## Goal
Only the lines from the line containing "What's the underlying" through the final line of the entries should be printed, exactly as given, with the pictures left out.

Stored data entries

☆ ☆ ☆ ☆ ☆

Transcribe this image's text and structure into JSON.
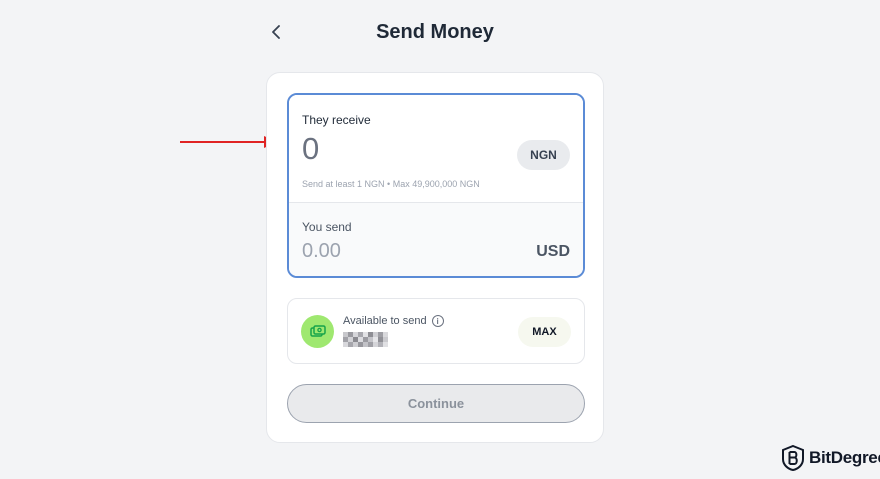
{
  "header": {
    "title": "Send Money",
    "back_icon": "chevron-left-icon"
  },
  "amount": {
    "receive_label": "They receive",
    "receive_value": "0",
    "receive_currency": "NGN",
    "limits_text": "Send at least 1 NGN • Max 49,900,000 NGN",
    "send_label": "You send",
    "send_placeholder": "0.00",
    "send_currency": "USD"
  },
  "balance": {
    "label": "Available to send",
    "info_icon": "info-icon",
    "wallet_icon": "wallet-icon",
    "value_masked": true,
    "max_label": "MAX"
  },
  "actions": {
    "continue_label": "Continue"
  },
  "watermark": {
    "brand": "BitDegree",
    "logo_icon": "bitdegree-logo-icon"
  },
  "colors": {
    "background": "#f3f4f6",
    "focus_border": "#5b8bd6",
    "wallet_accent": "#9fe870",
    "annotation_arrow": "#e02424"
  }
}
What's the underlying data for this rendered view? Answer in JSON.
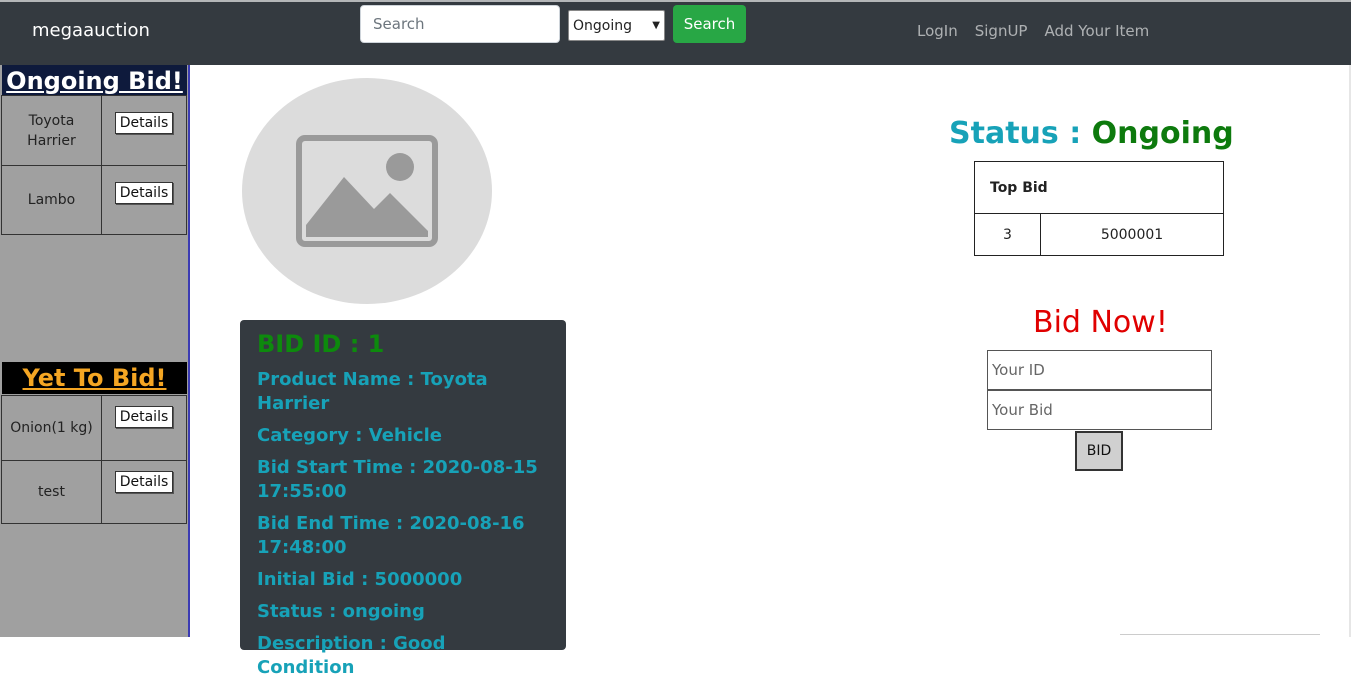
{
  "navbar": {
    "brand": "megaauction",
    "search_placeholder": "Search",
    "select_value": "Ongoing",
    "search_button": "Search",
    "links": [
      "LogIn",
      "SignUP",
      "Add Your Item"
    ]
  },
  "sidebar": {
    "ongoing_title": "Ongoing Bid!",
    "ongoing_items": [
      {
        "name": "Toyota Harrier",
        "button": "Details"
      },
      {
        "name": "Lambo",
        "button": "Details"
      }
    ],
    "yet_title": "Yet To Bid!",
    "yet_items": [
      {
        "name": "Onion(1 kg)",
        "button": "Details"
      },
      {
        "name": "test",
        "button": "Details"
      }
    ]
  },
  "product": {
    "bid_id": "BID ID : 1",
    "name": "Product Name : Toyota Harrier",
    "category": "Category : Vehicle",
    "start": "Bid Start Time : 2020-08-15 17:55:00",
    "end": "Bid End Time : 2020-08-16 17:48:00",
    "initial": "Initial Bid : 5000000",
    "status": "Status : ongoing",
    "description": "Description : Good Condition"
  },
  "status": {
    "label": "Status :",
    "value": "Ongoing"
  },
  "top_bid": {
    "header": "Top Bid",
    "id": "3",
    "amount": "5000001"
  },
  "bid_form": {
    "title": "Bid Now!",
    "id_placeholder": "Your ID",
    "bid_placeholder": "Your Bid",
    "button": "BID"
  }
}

☆ ☆ ☆ ☆ ☆

## Exercise solution
What's the underlying data for this rendered view? Answer in JSON.
{
  "navbar": {
    "brand": "megaauction",
    "search_placeholder": "Search",
    "select_value": "Ongoing",
    "search_button": "Search",
    "links": [
      "LogIn",
      "SignUP",
      "Add Your Item"
    ]
  },
  "sidebar": {
    "ongoing_title": "Ongoing Bid!",
    "ongoing_items": [
      {
        "name": "Toyota Harrier",
        "button": "Details"
      },
      {
        "name": "Lambo",
        "button": "Details"
      }
    ],
    "yet_title": "Yet To Bid!",
    "yet_items": [
      {
        "name": "Onion(1 kg)",
        "button": "Details"
      },
      {
        "name": "test",
        "button": "Details"
      }
    ]
  },
  "product": {
    "bid_id": "BID ID : 1",
    "name": "Product Name : Toyota Harrier",
    "category": "Category : Vehicle",
    "start": "Bid Start Time : 2020-08-15 17:55:00",
    "end": "Bid End Time : 2020-08-16 17:48:00",
    "initial": "Initial Bid : 5000000",
    "status": "Status : ongoing",
    "description": "Description : Good Condition"
  },
  "status": {
    "label": "Status :",
    "value": "Ongoing"
  },
  "top_bid": {
    "header": "Top Bid",
    "id": "3",
    "amount": "5000001"
  },
  "bid_form": {
    "title": "Bid Now!",
    "id_placeholder": "Your ID",
    "bid_placeholder": "Your Bid",
    "button": "BID"
  }
}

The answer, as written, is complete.